[BEGIN Extracted data]

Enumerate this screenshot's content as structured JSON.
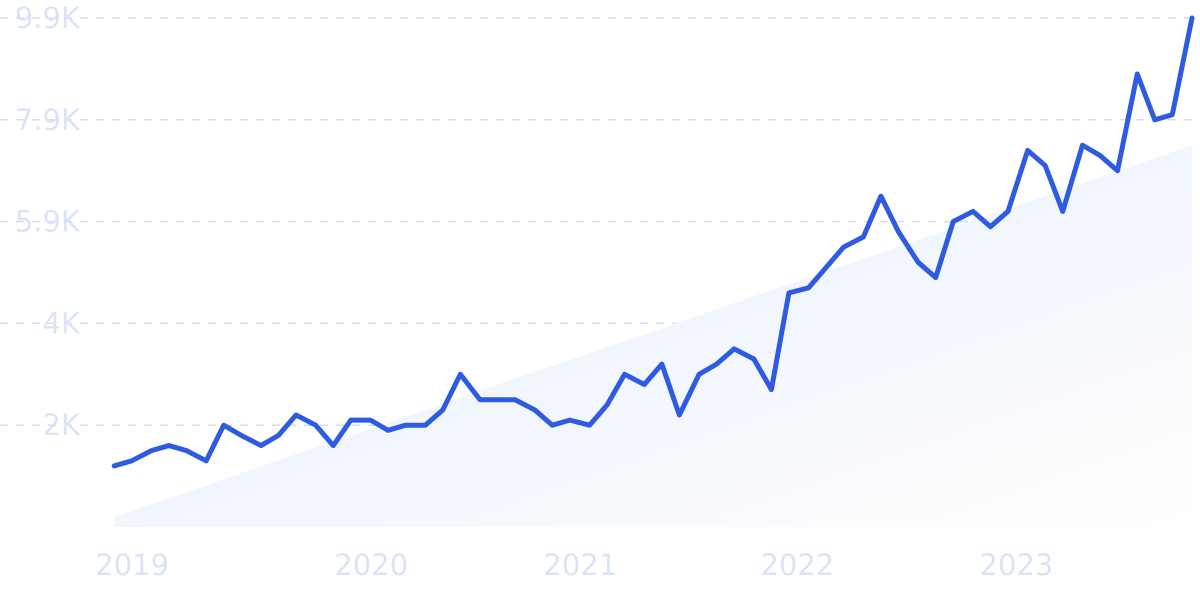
{
  "chart_data": {
    "type": "line",
    "title": "",
    "xlabel": "",
    "ylabel": "",
    "y_ticks": [
      {
        "value": 9900,
        "label": "9.9K"
      },
      {
        "value": 7900,
        "label": "7.9K"
      },
      {
        "value": 5900,
        "label": "5.9K"
      },
      {
        "value": 3900,
        "label": "4K"
      },
      {
        "value": 1900,
        "label": "2K"
      }
    ],
    "x_ticks": [
      {
        "value": 2019,
        "label": "2019"
      },
      {
        "value": 2020,
        "label": "2020"
      },
      {
        "value": 2021,
        "label": "2021"
      },
      {
        "value": 2022,
        "label": "2022"
      },
      {
        "value": 2023,
        "label": "2023"
      }
    ],
    "xlim": [
      2018.99,
      2023.92
    ],
    "ylim": [
      -100,
      9900
    ],
    "grid": true,
    "colors": {
      "line": "#2f5be3",
      "trend_fill_start": "#e3ecfb",
      "trend_fill_end": "#ffffff",
      "grid": "#d5dcee",
      "tick_label": "#dbe4f6"
    },
    "series": [
      {
        "x": [
          2019.0,
          2019.08,
          2019.17,
          2019.25,
          2019.33,
          2019.42,
          2019.5,
          2019.58,
          2019.67,
          2019.75,
          2019.83,
          2019.92,
          2020.0,
          2020.08,
          2020.17,
          2020.25,
          2020.33,
          2020.42,
          2020.5,
          2020.58,
          2020.67,
          2020.75,
          2020.83,
          2020.92,
          2021.0,
          2021.08,
          2021.17,
          2021.25,
          2021.33,
          2021.42,
          2021.5,
          2021.58,
          2021.67,
          2021.75,
          2021.83,
          2021.92,
          2022.0,
          2022.08,
          2022.17,
          2022.25,
          2022.33,
          2022.42,
          2022.5,
          2022.58,
          2022.67,
          2022.75,
          2022.83,
          2022.92,
          2023.0,
          2023.08,
          2023.17,
          2023.25,
          2023.33,
          2023.42,
          2023.5,
          2023.58,
          2023.67,
          2023.75,
          2023.83,
          2023.92
        ],
        "values": [
          1100,
          1200,
          1400,
          1500,
          1400,
          1200,
          1900,
          1700,
          1500,
          1700,
          2100,
          1900,
          1500,
          2000,
          2000,
          1800,
          1900,
          1900,
          2200,
          2900,
          2400,
          2400,
          2400,
          2200,
          1900,
          2000,
          1900,
          2300,
          2900,
          2700,
          3100,
          2100,
          2900,
          3100,
          3400,
          3200,
          2600,
          4500,
          4600,
          5000,
          5400,
          5600,
          6400,
          5700,
          5100,
          4800,
          5900,
          6100,
          5800,
          6100,
          7300,
          7000,
          6100,
          7400,
          7200,
          6900,
          8800,
          7900,
          8000,
          9900
        ]
      }
    ],
    "trend": {
      "x": [
        2019.0,
        2023.92
      ],
      "values": [
        100,
        7400
      ]
    }
  }
}
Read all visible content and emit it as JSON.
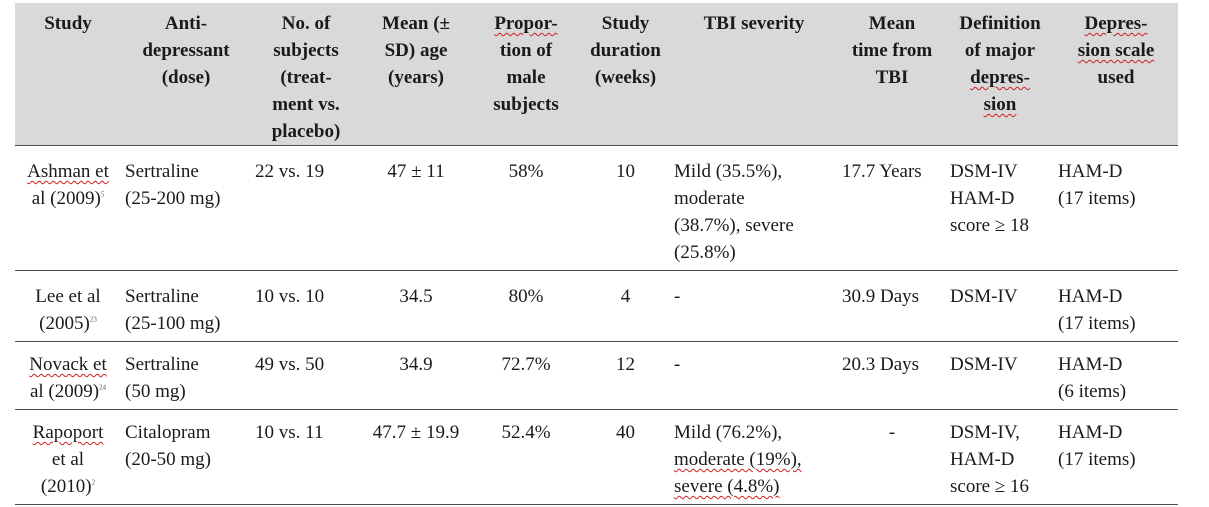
{
  "headers": [
    [
      "Study"
    ],
    [
      "Anti-",
      "depressant",
      "(dose)"
    ],
    [
      "No. of",
      "subjects",
      "(treat-",
      "ment vs.",
      "placebo)"
    ],
    [
      "Mean (±",
      "SD) age",
      "(years)"
    ],
    [
      "Propor-",
      "tion of",
      "male",
      "subjects"
    ],
    [
      "Study",
      "duration",
      "(weeks)"
    ],
    [
      "TBI severity"
    ],
    [
      "Mean",
      "time from",
      "TBI"
    ],
    [
      "Definition",
      "of major",
      "depres-",
      "sion"
    ],
    [
      "Depres-",
      "sion scale",
      "used"
    ]
  ],
  "rows": [
    {
      "study": [
        "Ashman et",
        "al (2009)"
      ],
      "ref": "5",
      "antidepressant": [
        "Sertraline",
        "(25-200 mg)"
      ],
      "subjects": "22 vs. 19",
      "age": "47 ± 11",
      "male": "58%",
      "duration": "10",
      "severity": [
        "Mild (35.5%),",
        "moderate",
        "(38.7%), severe",
        "(25.8%)"
      ],
      "time": "17.7 Years",
      "definition": [
        "DSM-IV",
        "HAM-D",
        "score ≥ 18"
      ],
      "scale": [
        "HAM-D",
        "(17 items)"
      ]
    },
    {
      "study": [
        "Lee et al",
        "(2005)"
      ],
      "ref": "23",
      "antidepressant": [
        "Sertraline",
        "(25-100 mg)"
      ],
      "subjects": "10 vs. 10",
      "age": "34.5",
      "male": "80%",
      "duration": "4",
      "severity": [
        "-"
      ],
      "time": "30.9 Days",
      "definition": [
        "DSM-IV"
      ],
      "scale": [
        "HAM-D",
        "(17 items)"
      ]
    },
    {
      "study": [
        "Novack et",
        "al (2009)"
      ],
      "ref": "24",
      "antidepressant": [
        "Sertraline",
        "(50 mg)"
      ],
      "subjects": "49 vs. 50",
      "age": "34.9",
      "male": "72.7%",
      "duration": "12",
      "severity": [
        "-"
      ],
      "time": "20.3 Days",
      "definition": [
        "DSM-IV"
      ],
      "scale": [
        "HAM-D",
        "(6 items)"
      ]
    },
    {
      "study": [
        "Rapoport",
        "et al",
        "(2010)"
      ],
      "ref": "2",
      "antidepressant": [
        "Citalopram",
        "(20-50 mg)"
      ],
      "subjects": "10 vs. 11",
      "age": "47.7 ± 19.9",
      "male": "52.4%",
      "duration": "40",
      "severity": [
        "Mild (76.2%),",
        "moderate (19%),",
        "severe (4.8%)"
      ],
      "time": "-",
      "definition": [
        "DSM-IV,",
        "HAM-D",
        "score ≥ 16"
      ],
      "scale": [
        "HAM-D",
        "(17 items)"
      ]
    }
  ]
}
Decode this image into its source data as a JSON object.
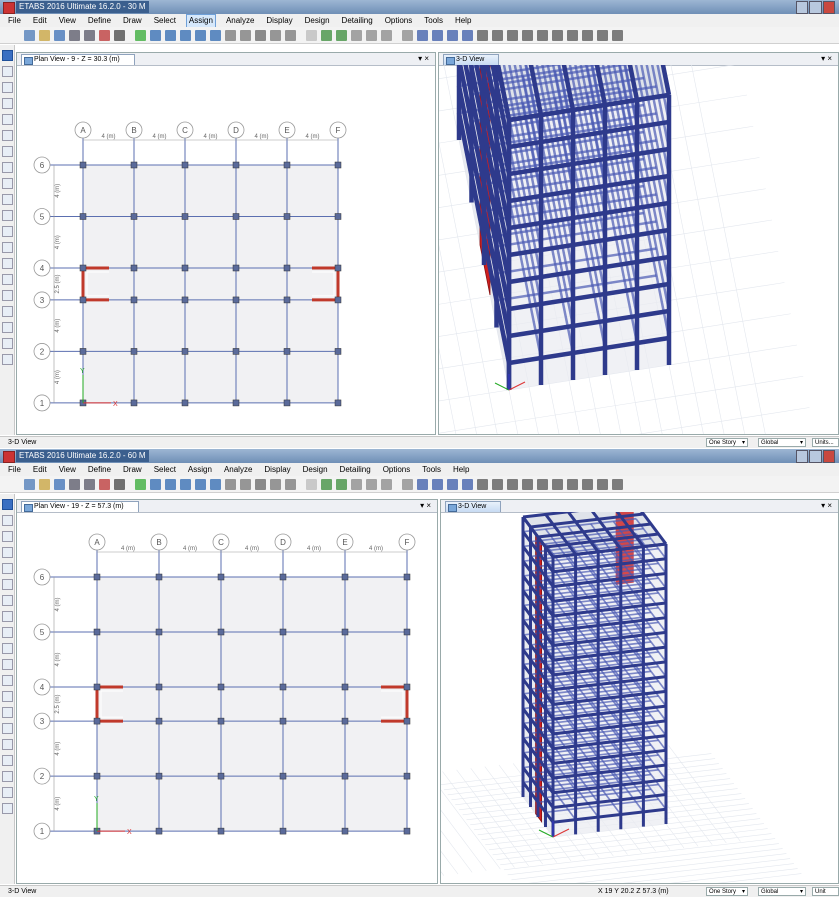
{
  "menu": [
    "File",
    "Edit",
    "View",
    "Define",
    "Draw",
    "Select",
    "Assign",
    "Analyze",
    "Display",
    "Design",
    "Detailing",
    "Options",
    "Tools",
    "Help"
  ],
  "menu_active": "Assign",
  "window1": {
    "title": "ETABS 2016 Ultimate 16.2.0 - 30 M",
    "plan_tab": "Plan View - 9 - Z = 30.3 (m)",
    "view3d_tab": "3-D View",
    "pane_close": "▾ ×",
    "status_text": "3-D View",
    "story_dropdown": "One Story",
    "coord_dropdown": "Global",
    "units_button": "Units..."
  },
  "window2": {
    "title": "ETABS 2016 Ultimate 16.2.0 - 60 M",
    "plan_tab": "Plan View - 19 - Z = 57.3 (m)",
    "view3d_tab": "3-D View",
    "pane_close": "▾ ×",
    "status_text": "3-D View",
    "coordinates": "X 19  Y 20.2  Z 57.3 (m)",
    "story_dropdown": "One Story",
    "coord_dropdown": "Global",
    "units_button": "Unit"
  },
  "grid": {
    "x_labels": [
      "A",
      "B",
      "C",
      "D",
      "E",
      "F"
    ],
    "y_labels": [
      "1",
      "2",
      "3",
      "4",
      "5",
      "6"
    ],
    "x_spacing": "4 (m)",
    "y_spacing": [
      "4 (m)",
      "4 (m)",
      "2.5 (m)",
      "4 (m)",
      "4 (m)"
    ]
  },
  "axis_labels": {
    "x": "X",
    "y": "Y"
  },
  "colors": {
    "frame": "#2e3a8c",
    "frame_light": "#4a5ab4",
    "shear_wall": "#d01f1f",
    "plan_grid": "#5b6fb0",
    "plan_fill": "#f1f1f3",
    "column_marker": "#5a6a9a",
    "wall_plan": "#c0392b"
  },
  "icons": [
    "pointer-icon",
    "new-icon",
    "open-icon",
    "save-icon",
    "undo-icon",
    "redo-icon",
    "pencil-icon",
    "lock-icon",
    "run-icon",
    "zoom-in-icon",
    "zoom-out-icon",
    "pan-icon",
    "3d-icon"
  ]
}
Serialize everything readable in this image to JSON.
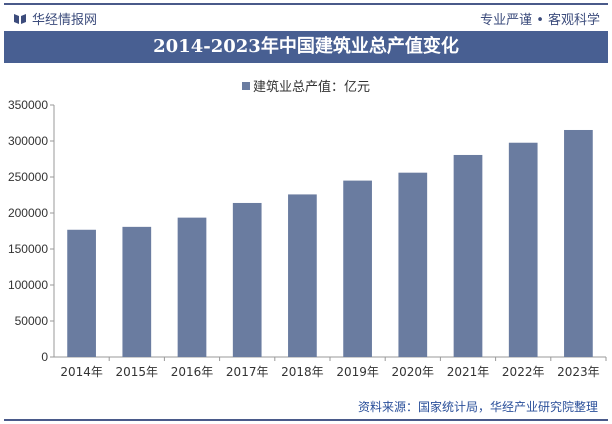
{
  "header": {
    "brand": "华经情报网",
    "slogan": "专业严谨 • 客观科学"
  },
  "chart_data": {
    "type": "bar",
    "title": "2014-2023年中国建筑业总产值变化",
    "categories": [
      "2014年",
      "2015年",
      "2016年",
      "2017年",
      "2018年",
      "2019年",
      "2020年",
      "2021年",
      "2022年",
      "2023年"
    ],
    "series": [
      {
        "name": "建筑业总产值：亿元",
        "values": [
          176713,
          180757,
          193567,
          213944,
          225817,
          245000,
          256000,
          280600,
          297600,
          315300
        ],
        "color": "#6a7ca0"
      }
    ],
    "ylim": [
      0,
      350000
    ],
    "yticks": [
      "0",
      "50000",
      "100000",
      "150000",
      "200000",
      "250000",
      "300000",
      "350000"
    ],
    "grid": false,
    "legend": "top"
  },
  "footer": {
    "source": "资料来源：国家统计局，华经产业研究院整理"
  }
}
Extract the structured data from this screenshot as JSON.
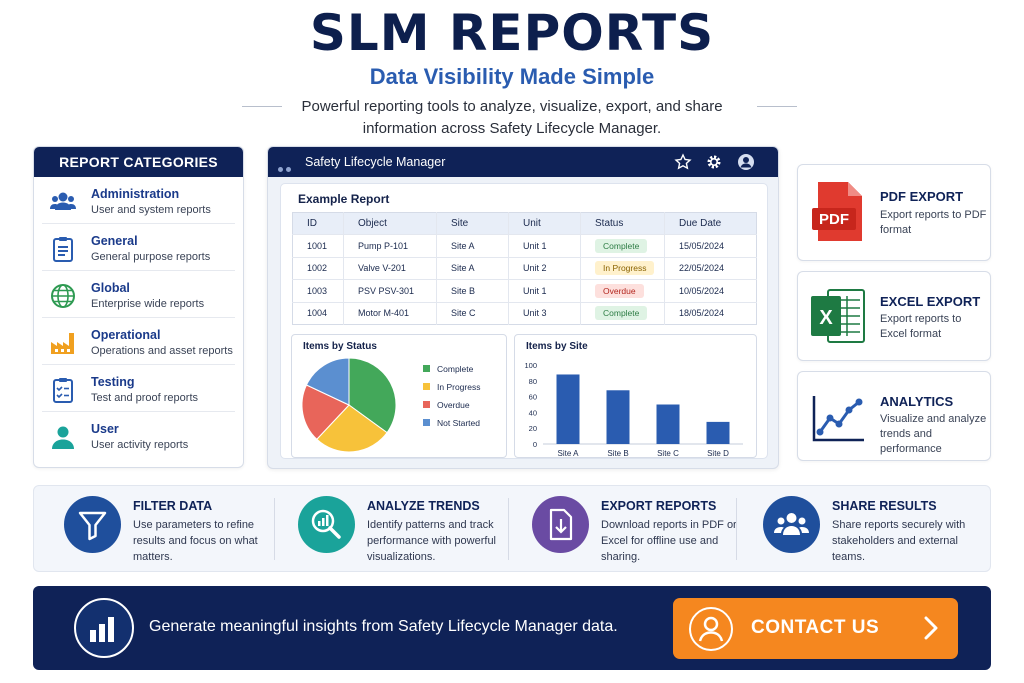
{
  "header": {
    "title": "SLM REPORTS",
    "subtitle": "Data Visibility Made Simple",
    "description": "Powerful reporting tools to analyze, visualize, export, and share information across Safety Lifecycle Manager."
  },
  "categories": {
    "heading": "REPORT CATEGORIES",
    "items": [
      {
        "name": "Administration",
        "desc": "User and system reports",
        "icon": "users-icon"
      },
      {
        "name": "General",
        "desc": "General purpose reports",
        "icon": "clipboard-icon"
      },
      {
        "name": "Global",
        "desc": "Enterprise wide reports",
        "icon": "globe-icon"
      },
      {
        "name": "Operational",
        "desc": "Operations and asset reports",
        "icon": "factory-icon"
      },
      {
        "name": "Testing",
        "desc": "Test and proof reports",
        "icon": "checklist-icon"
      },
      {
        "name": "User",
        "desc": "User activity reports",
        "icon": "user-icon"
      }
    ]
  },
  "app": {
    "title": "Safety Lifecycle Manager",
    "report_title": "Example Report",
    "columns": [
      "ID",
      "Object",
      "Site",
      "Unit",
      "Status",
      "Due Date"
    ],
    "rows": [
      {
        "id": "1001",
        "object": "Pump P-101",
        "site": "Site A",
        "unit": "Unit 1",
        "status": "Complete",
        "due": "15/05/2024"
      },
      {
        "id": "1002",
        "object": "Valve V-201",
        "site": "Site A",
        "unit": "Unit 2",
        "status": "In Progress",
        "due": "22/05/2024"
      },
      {
        "id": "1003",
        "object": "PSV PSV-301",
        "site": "Site B",
        "unit": "Unit 1",
        "status": "Overdue",
        "due": "10/05/2024"
      },
      {
        "id": "1004",
        "object": "Motor M-401",
        "site": "Site C",
        "unit": "Unit 3",
        "status": "Complete",
        "due": "18/05/2024"
      }
    ],
    "status_colors": {
      "Complete": [
        "#dff3e4",
        "#2e7d45"
      ],
      "In Progress": [
        "#fff1cc",
        "#8a6300"
      ],
      "Overdue": [
        "#fde0dd",
        "#b3261e"
      ]
    }
  },
  "chart_data": [
    {
      "type": "pie",
      "title": "Items by Status",
      "labels": [
        "Complete",
        "In Progress",
        "Overdue",
        "Not Started"
      ],
      "values": [
        35,
        27,
        20,
        18
      ],
      "colors": [
        "#43a85a",
        "#f7c23a",
        "#e8655a",
        "#5b8fd0"
      ]
    },
    {
      "type": "bar",
      "title": "Items by Site",
      "categories": [
        "Site A",
        "Site B",
        "Site C",
        "Site D"
      ],
      "values": [
        88,
        68,
        50,
        28
      ],
      "ylim": [
        0,
        100
      ],
      "yticks": [
        0,
        20,
        40,
        60,
        80,
        100
      ],
      "color": "#2a5cb0"
    }
  ],
  "exports": [
    {
      "name": "PDF EXPORT",
      "desc": "Export reports to PDF format",
      "icon": "pdf-file-icon"
    },
    {
      "name": "EXCEL EXPORT",
      "desc": "Export reports to Excel format",
      "icon": "excel-file-icon"
    },
    {
      "name": "ANALYTICS",
      "desc": "Visualize and analyze trends and performance",
      "icon": "trend-line-icon"
    }
  ],
  "features": [
    {
      "name": "FILTER DATA",
      "desc": "Use parameters to refine results and focus on what matters.",
      "color": "#1f4f9c",
      "icon": "funnel-icon"
    },
    {
      "name": "ANALYZE TRENDS",
      "desc": "Identify patterns and track performance with powerful visualizations.",
      "color": "#1aa39a",
      "icon": "magnifier-chart-icon"
    },
    {
      "name": "EXPORT REPORTS",
      "desc": "Download reports in PDF or Excel for offline use and sharing.",
      "color": "#6a4ba3",
      "icon": "download-file-icon"
    },
    {
      "name": "SHARE RESULTS",
      "desc": "Share reports securely with stakeholders and external teams.",
      "color": "#1f4f9c",
      "icon": "group-icon"
    }
  ],
  "banner": {
    "text": "Generate meaningful insights from Safety Lifecycle Manager data.",
    "cta_label": "CONTACT US",
    "accent": "#f5871f"
  }
}
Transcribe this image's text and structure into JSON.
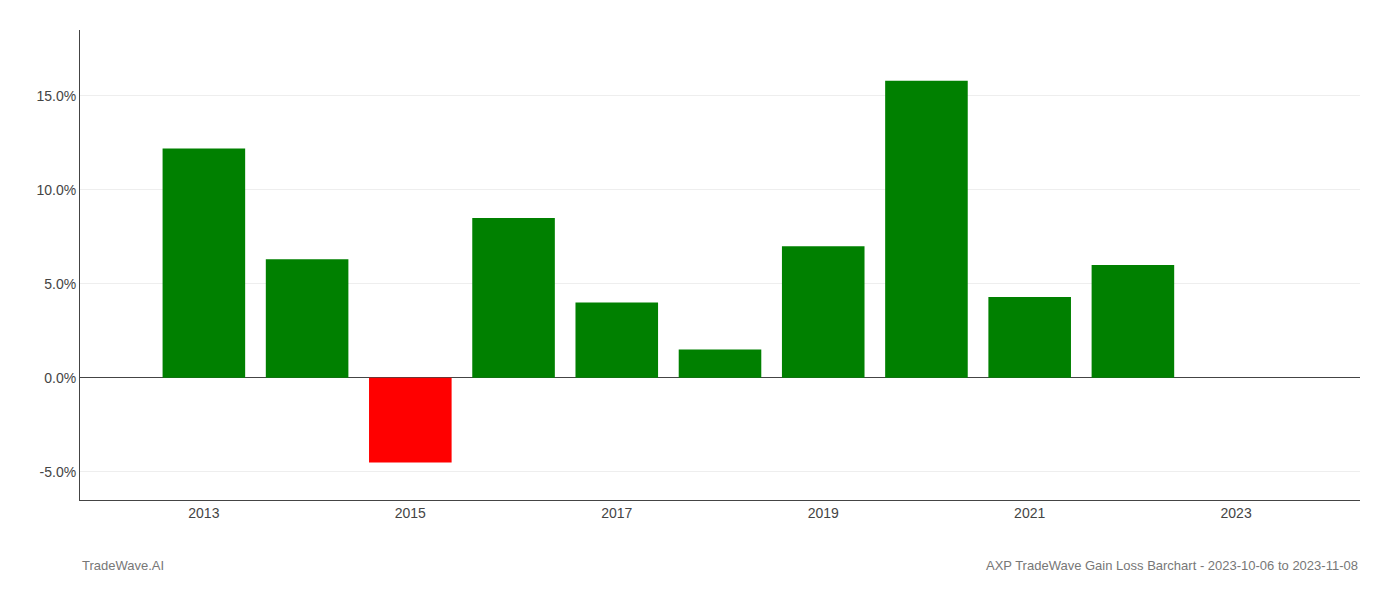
{
  "chart_data": {
    "type": "bar",
    "title": "AXP TradeWave Gain Loss Barchart - 2023-10-06 to 2023-11-08",
    "annotations": [
      "TradeWave.AI"
    ],
    "x": [
      2013,
      2014,
      2015,
      2016,
      2017,
      2018,
      2019,
      2020,
      2021,
      2022
    ],
    "values": [
      0.122,
      0.063,
      -0.045,
      0.085,
      0.04,
      0.015,
      0.07,
      0.158,
      0.043,
      0.06
    ],
    "colors": [
      "#008000",
      "#008000",
      "#ff0000",
      "#008000",
      "#008000",
      "#008000",
      "#008000",
      "#008000",
      "#008000",
      "#008000"
    ],
    "xlim": [
      2011.8,
      2024.2
    ],
    "xticks": [
      2013,
      2015,
      2017,
      2019,
      2021,
      2023
    ],
    "ylim": [
      -0.065,
      0.185
    ],
    "yticks": [
      {
        "value": -0.05,
        "label": "-5.0%"
      },
      {
        "value": 0.0,
        "label": "0.0%"
      },
      {
        "value": 0.05,
        "label": "5.0%"
      },
      {
        "value": 0.1,
        "label": "10.0%"
      },
      {
        "value": 0.15,
        "label": "15.0%"
      }
    ],
    "grid": true
  }
}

[END Extracted data]

Beginning with the line that contains "Transcribe this image's", repeat every remaining line of the data exactly, the last line included, and omit pictures.

Transcribe this image's text and structure into JSON.
{
  "chart_data": {
    "type": "bar",
    "title": "AXP TradeWave Gain Loss Barchart - 2023-10-06 to 2023-11-08",
    "annotations": [
      "TradeWave.AI"
    ],
    "x": [
      2013,
      2014,
      2015,
      2016,
      2017,
      2018,
      2019,
      2020,
      2021,
      2022
    ],
    "values": [
      0.122,
      0.063,
      -0.045,
      0.085,
      0.04,
      0.015,
      0.07,
      0.158,
      0.043,
      0.06
    ],
    "colors": [
      "#008000",
      "#008000",
      "#ff0000",
      "#008000",
      "#008000",
      "#008000",
      "#008000",
      "#008000",
      "#008000",
      "#008000"
    ],
    "xlim": [
      2011.8,
      2024.2
    ],
    "xticks": [
      2013,
      2015,
      2017,
      2019,
      2021,
      2023
    ],
    "ylim": [
      -0.065,
      0.185
    ],
    "yticks": [
      {
        "value": -0.05,
        "label": "-5.0%"
      },
      {
        "value": 0.0,
        "label": "0.0%"
      },
      {
        "value": 0.05,
        "label": "5.0%"
      },
      {
        "value": 0.1,
        "label": "10.0%"
      },
      {
        "value": 0.15,
        "label": "15.0%"
      }
    ],
    "grid": true
  }
}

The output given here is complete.